Items:
##########

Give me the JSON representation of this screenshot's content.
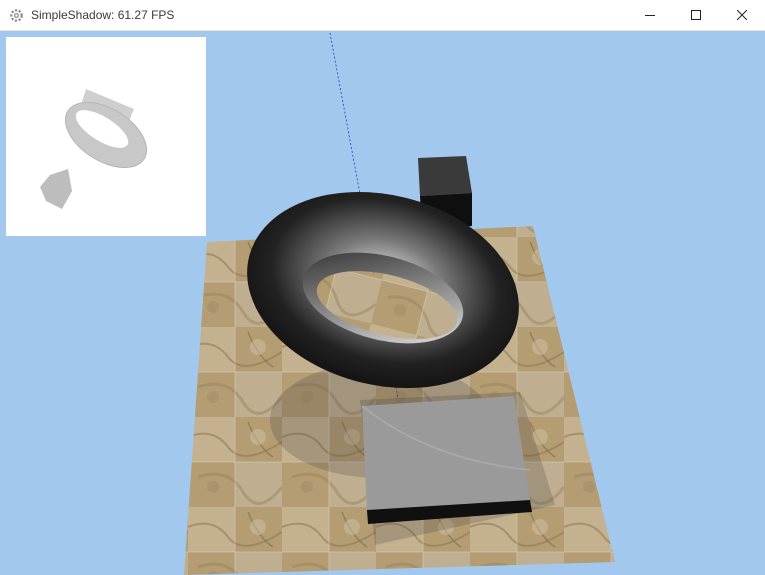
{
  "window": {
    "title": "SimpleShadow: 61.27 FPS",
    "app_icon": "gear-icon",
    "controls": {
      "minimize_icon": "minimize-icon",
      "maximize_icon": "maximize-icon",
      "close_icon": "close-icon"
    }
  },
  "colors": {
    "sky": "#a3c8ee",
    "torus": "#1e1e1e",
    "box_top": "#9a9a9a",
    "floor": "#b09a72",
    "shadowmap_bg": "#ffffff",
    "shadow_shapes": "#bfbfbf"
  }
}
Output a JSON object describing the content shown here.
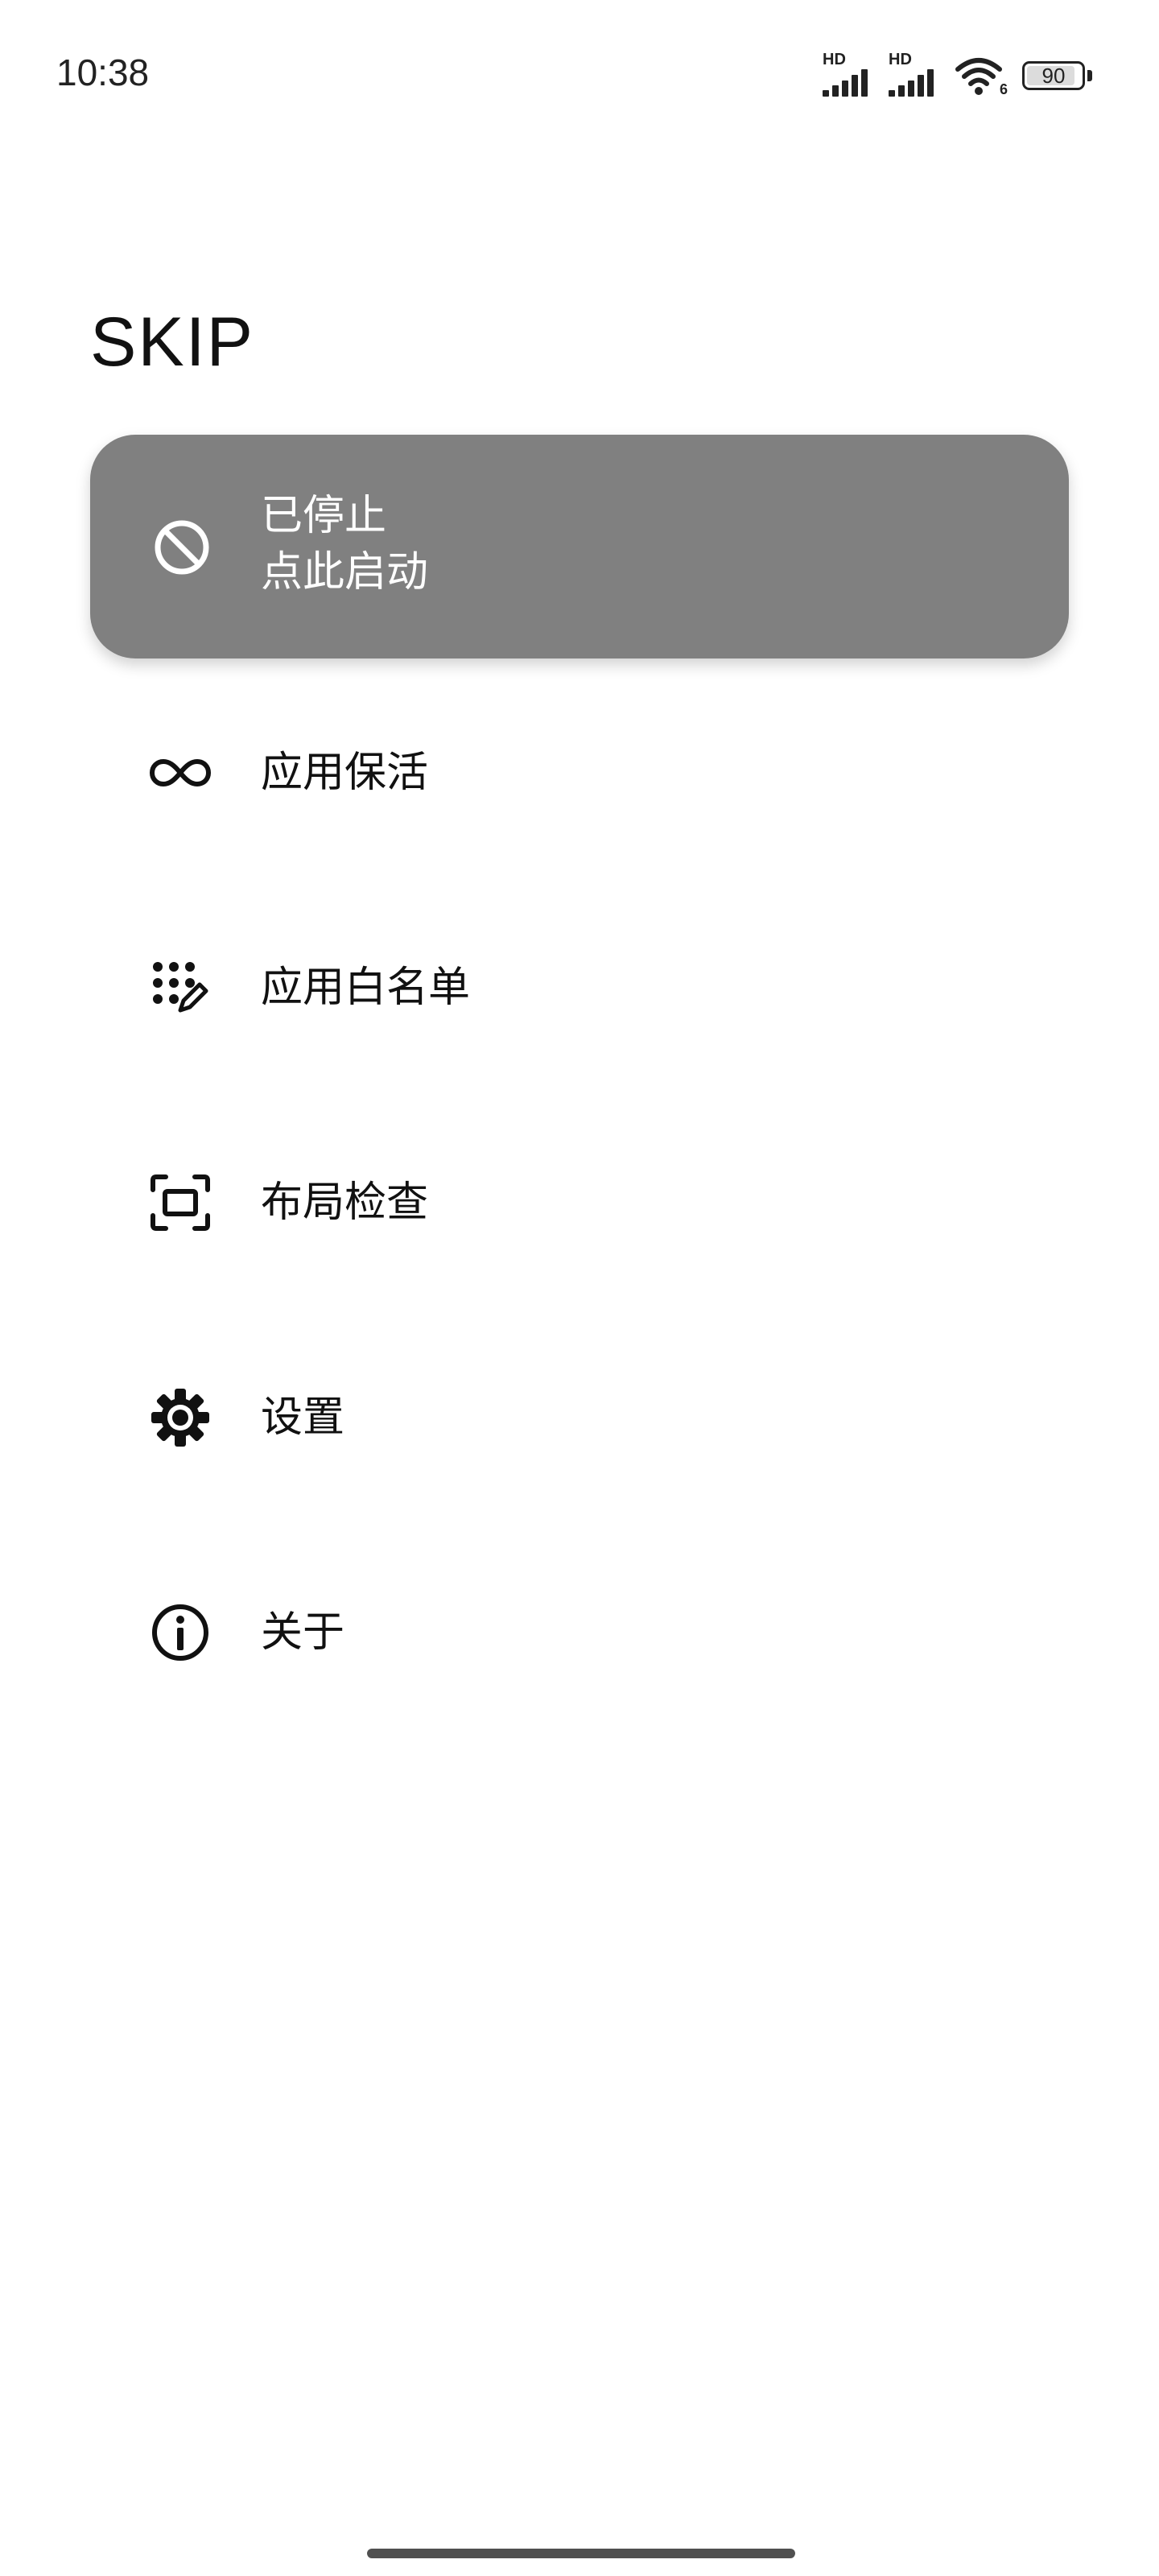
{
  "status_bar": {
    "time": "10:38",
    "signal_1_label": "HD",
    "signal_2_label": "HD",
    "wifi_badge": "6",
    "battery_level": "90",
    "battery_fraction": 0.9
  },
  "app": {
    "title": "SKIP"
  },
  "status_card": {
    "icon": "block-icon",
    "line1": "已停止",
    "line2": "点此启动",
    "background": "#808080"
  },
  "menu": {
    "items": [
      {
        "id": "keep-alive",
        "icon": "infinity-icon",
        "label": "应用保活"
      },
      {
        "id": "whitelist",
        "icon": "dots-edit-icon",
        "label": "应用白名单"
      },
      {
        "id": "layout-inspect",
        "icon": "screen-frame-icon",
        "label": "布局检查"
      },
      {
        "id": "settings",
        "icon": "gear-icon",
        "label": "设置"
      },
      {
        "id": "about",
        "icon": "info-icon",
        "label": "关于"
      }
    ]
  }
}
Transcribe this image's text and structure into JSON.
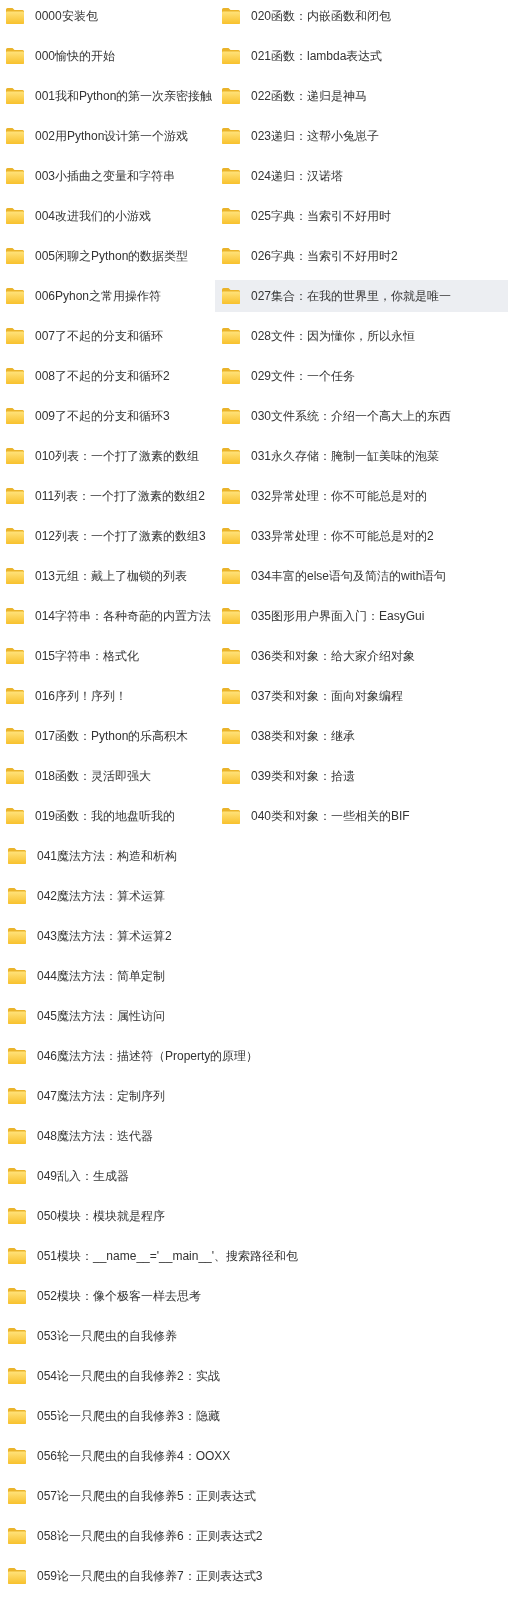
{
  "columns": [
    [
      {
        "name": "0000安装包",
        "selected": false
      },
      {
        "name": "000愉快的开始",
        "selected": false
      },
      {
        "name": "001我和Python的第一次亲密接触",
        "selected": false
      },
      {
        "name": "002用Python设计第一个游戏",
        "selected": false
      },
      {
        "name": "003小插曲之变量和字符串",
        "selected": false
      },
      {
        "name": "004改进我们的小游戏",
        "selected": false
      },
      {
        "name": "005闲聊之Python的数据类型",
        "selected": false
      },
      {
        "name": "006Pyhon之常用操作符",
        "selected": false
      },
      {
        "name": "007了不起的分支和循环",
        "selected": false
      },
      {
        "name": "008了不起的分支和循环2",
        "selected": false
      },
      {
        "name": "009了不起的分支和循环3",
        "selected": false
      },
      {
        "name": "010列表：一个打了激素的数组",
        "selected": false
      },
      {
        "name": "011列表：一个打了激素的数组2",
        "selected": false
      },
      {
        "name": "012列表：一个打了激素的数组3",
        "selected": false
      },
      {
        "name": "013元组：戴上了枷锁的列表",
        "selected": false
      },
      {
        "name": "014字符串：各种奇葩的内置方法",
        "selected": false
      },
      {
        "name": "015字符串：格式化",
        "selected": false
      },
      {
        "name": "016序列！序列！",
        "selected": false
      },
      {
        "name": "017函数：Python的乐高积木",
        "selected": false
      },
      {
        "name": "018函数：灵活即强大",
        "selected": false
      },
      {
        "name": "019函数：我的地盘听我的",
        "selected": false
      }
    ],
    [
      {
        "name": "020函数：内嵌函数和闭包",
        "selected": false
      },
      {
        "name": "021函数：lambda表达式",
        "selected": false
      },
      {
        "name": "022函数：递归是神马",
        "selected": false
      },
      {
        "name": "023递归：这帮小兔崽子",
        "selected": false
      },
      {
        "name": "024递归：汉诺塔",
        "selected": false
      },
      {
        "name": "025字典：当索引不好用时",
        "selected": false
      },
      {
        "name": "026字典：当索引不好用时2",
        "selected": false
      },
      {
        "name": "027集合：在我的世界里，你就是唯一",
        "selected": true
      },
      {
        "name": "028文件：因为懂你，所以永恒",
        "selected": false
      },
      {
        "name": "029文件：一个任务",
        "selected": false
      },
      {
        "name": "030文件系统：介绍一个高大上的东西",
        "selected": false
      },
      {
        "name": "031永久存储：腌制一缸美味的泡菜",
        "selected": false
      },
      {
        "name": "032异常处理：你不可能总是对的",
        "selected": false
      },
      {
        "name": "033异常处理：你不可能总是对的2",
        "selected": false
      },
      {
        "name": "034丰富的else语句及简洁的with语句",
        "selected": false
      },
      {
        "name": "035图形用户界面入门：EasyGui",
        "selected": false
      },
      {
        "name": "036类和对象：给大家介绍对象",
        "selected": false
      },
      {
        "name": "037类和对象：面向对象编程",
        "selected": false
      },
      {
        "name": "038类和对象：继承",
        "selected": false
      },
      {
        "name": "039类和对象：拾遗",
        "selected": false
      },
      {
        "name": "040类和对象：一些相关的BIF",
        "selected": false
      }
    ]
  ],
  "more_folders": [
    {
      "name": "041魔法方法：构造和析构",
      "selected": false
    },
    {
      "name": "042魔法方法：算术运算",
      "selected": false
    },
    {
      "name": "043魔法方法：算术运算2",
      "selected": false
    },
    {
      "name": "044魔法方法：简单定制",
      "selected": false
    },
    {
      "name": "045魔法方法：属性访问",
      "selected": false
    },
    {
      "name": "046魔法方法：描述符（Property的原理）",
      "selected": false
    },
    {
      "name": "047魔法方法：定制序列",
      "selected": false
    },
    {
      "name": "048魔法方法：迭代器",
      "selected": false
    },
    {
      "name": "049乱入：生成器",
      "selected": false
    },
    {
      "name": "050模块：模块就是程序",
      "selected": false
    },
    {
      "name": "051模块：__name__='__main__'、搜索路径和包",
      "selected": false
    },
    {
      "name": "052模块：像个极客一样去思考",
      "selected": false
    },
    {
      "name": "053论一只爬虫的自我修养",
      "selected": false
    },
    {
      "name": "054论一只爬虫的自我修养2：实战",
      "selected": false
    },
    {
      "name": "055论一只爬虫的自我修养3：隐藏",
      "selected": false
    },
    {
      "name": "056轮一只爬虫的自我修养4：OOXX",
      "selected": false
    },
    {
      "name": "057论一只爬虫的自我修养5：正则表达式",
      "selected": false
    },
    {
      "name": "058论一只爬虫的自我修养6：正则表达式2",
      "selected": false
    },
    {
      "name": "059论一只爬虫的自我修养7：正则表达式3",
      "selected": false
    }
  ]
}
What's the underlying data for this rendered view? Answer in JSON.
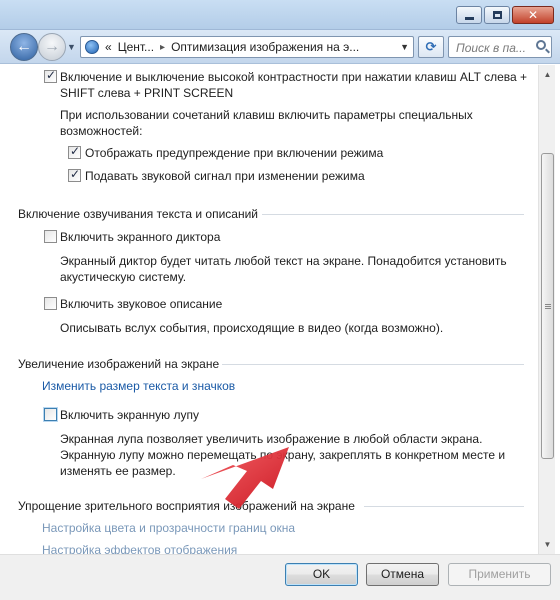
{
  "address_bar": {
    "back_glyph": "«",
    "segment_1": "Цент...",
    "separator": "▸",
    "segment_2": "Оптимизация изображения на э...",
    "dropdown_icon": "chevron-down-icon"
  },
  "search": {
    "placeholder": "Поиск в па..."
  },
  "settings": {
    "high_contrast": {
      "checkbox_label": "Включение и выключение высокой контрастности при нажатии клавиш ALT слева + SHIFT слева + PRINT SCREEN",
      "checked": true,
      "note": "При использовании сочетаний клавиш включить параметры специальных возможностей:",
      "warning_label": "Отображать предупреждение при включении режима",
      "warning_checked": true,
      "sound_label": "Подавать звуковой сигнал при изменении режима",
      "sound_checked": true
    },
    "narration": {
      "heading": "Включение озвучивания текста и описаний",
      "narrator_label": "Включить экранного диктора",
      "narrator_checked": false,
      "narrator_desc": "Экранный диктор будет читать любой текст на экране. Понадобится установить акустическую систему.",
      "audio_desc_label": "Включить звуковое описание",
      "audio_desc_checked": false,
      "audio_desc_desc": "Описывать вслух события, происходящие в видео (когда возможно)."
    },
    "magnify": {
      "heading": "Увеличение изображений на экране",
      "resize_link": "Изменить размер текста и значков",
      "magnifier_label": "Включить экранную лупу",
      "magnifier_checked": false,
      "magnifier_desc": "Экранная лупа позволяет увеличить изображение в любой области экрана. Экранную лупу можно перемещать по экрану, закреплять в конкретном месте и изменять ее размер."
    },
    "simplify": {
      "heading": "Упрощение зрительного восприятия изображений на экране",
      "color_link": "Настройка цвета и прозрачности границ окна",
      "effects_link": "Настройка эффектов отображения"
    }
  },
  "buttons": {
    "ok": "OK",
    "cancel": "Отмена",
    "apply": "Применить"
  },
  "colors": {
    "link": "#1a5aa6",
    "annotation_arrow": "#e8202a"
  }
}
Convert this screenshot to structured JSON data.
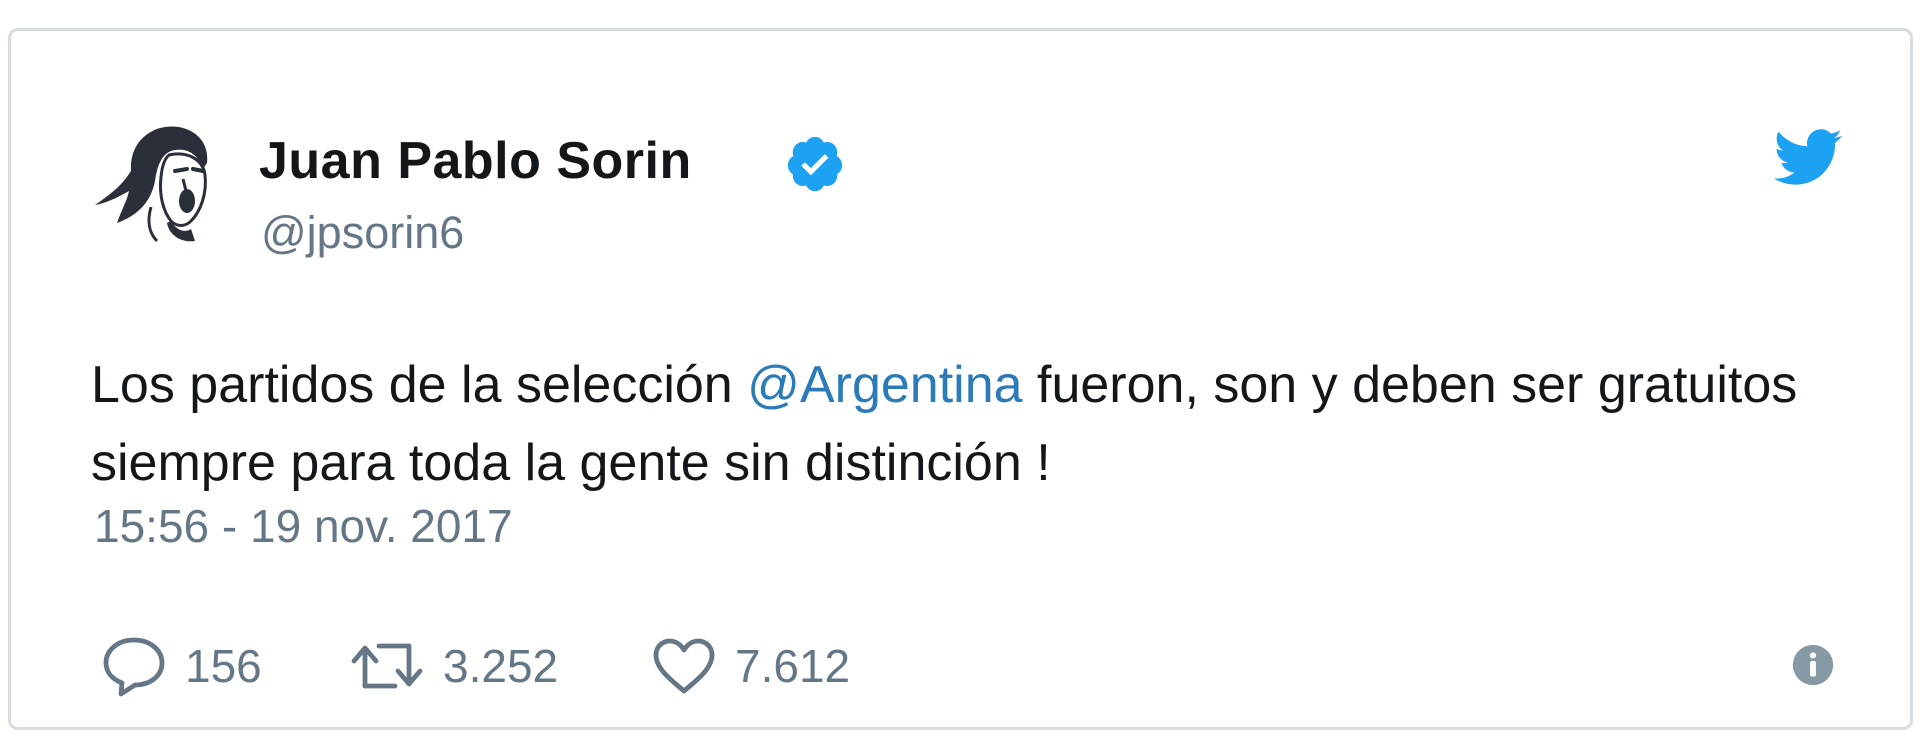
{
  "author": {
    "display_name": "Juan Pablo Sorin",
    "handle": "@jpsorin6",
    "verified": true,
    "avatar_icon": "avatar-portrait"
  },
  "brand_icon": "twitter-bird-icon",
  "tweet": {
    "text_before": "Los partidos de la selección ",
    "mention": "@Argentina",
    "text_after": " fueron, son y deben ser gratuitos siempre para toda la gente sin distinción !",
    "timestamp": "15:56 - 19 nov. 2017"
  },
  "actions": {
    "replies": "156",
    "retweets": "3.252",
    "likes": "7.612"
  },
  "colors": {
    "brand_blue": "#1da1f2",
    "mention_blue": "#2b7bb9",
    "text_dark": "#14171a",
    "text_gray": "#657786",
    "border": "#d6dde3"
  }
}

##########

Show the lines that mention the word "изображений".

Solution to this problem:
      "heading": "Увеличение изображений на экране",
      "heading": "Упрощение зрительного восприятия изображений на экране",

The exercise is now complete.